To do: Your task is to copy every line of this material exactly.

Data items:
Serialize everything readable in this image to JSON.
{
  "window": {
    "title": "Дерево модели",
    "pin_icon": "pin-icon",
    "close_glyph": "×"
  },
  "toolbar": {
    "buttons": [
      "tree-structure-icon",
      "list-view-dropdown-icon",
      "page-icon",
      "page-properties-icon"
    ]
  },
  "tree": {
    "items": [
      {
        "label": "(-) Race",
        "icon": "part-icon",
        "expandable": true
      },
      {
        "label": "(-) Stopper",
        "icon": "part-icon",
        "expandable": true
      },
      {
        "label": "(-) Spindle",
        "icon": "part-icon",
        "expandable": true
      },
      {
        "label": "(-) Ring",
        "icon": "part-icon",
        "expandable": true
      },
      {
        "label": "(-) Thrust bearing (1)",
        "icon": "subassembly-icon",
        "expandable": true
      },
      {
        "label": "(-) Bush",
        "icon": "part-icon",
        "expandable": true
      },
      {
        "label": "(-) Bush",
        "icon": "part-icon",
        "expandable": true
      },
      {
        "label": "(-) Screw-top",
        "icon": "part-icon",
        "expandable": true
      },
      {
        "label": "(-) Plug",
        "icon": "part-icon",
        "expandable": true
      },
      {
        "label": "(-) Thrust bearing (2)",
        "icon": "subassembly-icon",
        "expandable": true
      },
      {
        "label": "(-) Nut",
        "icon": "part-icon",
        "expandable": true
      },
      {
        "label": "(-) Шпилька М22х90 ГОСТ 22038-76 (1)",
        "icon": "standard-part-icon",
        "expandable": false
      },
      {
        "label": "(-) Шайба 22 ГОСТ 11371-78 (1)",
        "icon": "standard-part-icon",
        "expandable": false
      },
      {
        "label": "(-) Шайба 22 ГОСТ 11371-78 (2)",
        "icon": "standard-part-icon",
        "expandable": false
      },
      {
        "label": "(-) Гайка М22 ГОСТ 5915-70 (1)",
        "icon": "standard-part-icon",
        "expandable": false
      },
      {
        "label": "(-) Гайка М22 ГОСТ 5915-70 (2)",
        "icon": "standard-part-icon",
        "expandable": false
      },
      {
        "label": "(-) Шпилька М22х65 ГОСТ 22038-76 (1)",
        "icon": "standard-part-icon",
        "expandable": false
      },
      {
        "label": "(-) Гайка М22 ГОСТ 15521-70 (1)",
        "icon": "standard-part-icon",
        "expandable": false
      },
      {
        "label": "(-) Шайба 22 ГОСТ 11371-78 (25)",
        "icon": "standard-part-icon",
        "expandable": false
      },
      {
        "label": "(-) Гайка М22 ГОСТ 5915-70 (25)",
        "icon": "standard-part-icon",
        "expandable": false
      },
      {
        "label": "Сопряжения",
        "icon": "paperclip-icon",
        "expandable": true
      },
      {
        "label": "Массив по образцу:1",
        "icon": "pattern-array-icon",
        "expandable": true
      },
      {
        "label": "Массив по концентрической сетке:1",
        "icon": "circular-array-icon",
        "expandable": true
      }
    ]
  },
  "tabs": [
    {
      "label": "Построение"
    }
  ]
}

Answer:
Serialize everything readable in this image to JSON.
{
  "window": {
    "title": "Дерево модели",
    "pin_icon": "pin-icon",
    "close_glyph": "×"
  },
  "toolbar": {
    "buttons": [
      "tree-structure-icon",
      "list-view-dropdown-icon",
      "page-icon",
      "page-properties-icon"
    ]
  },
  "tree": {
    "items": [
      {
        "label": "(-) Race",
        "icon": "part-icon",
        "expandable": true
      },
      {
        "label": "(-) Stopper",
        "icon": "part-icon",
        "expandable": true
      },
      {
        "label": "(-) Spindle",
        "icon": "part-icon",
        "expandable": true
      },
      {
        "label": "(-) Ring",
        "icon": "part-icon",
        "expandable": true
      },
      {
        "label": "(-) Thrust bearing (1)",
        "icon": "subassembly-icon",
        "expandable": true
      },
      {
        "label": "(-) Bush",
        "icon": "part-icon",
        "expandable": true
      },
      {
        "label": "(-) Bush",
        "icon": "part-icon",
        "expandable": true
      },
      {
        "label": "(-) Screw-top",
        "icon": "part-icon",
        "expandable": true
      },
      {
        "label": "(-) Plug",
        "icon": "part-icon",
        "expandable": true
      },
      {
        "label": "(-) Thrust bearing (2)",
        "icon": "subassembly-icon",
        "expandable": true
      },
      {
        "label": "(-) Nut",
        "icon": "part-icon",
        "expandable": true
      },
      {
        "label": "(-) Шпилька М22х90 ГОСТ 22038-76 (1)",
        "icon": "standard-part-icon",
        "expandable": false
      },
      {
        "label": "(-) Шайба 22 ГОСТ 11371-78 (1)",
        "icon": "standard-part-icon",
        "expandable": false
      },
      {
        "label": "(-) Шайба 22 ГОСТ 11371-78 (2)",
        "icon": "standard-part-icon",
        "expandable": false
      },
      {
        "label": "(-) Гайка М22 ГОСТ 5915-70 (1)",
        "icon": "standard-part-icon",
        "expandable": false
      },
      {
        "label": "(-) Гайка М22 ГОСТ 5915-70 (2)",
        "icon": "standard-part-icon",
        "expandable": false
      },
      {
        "label": "(-) Шпилька М22х65 ГОСТ 22038-76 (1)",
        "icon": "standard-part-icon",
        "expandable": false
      },
      {
        "label": "(-) Гайка М22 ГОСТ 15521-70 (1)",
        "icon": "standard-part-icon",
        "expandable": false
      },
      {
        "label": "(-) Шайба 22 ГОСТ 11371-78 (25)",
        "icon": "standard-part-icon",
        "expandable": false
      },
      {
        "label": "(-) Гайка М22 ГОСТ 5915-70 (25)",
        "icon": "standard-part-icon",
        "expandable": false
      },
      {
        "label": "Сопряжения",
        "icon": "paperclip-icon",
        "expandable": true
      },
      {
        "label": "Массив по образцу:1",
        "icon": "pattern-array-icon",
        "expandable": true
      },
      {
        "label": "Массив по концентрической сетке:1",
        "icon": "circular-array-icon",
        "expandable": true
      }
    ]
  },
  "tabs": [
    {
      "label": "Построение"
    }
  ]
}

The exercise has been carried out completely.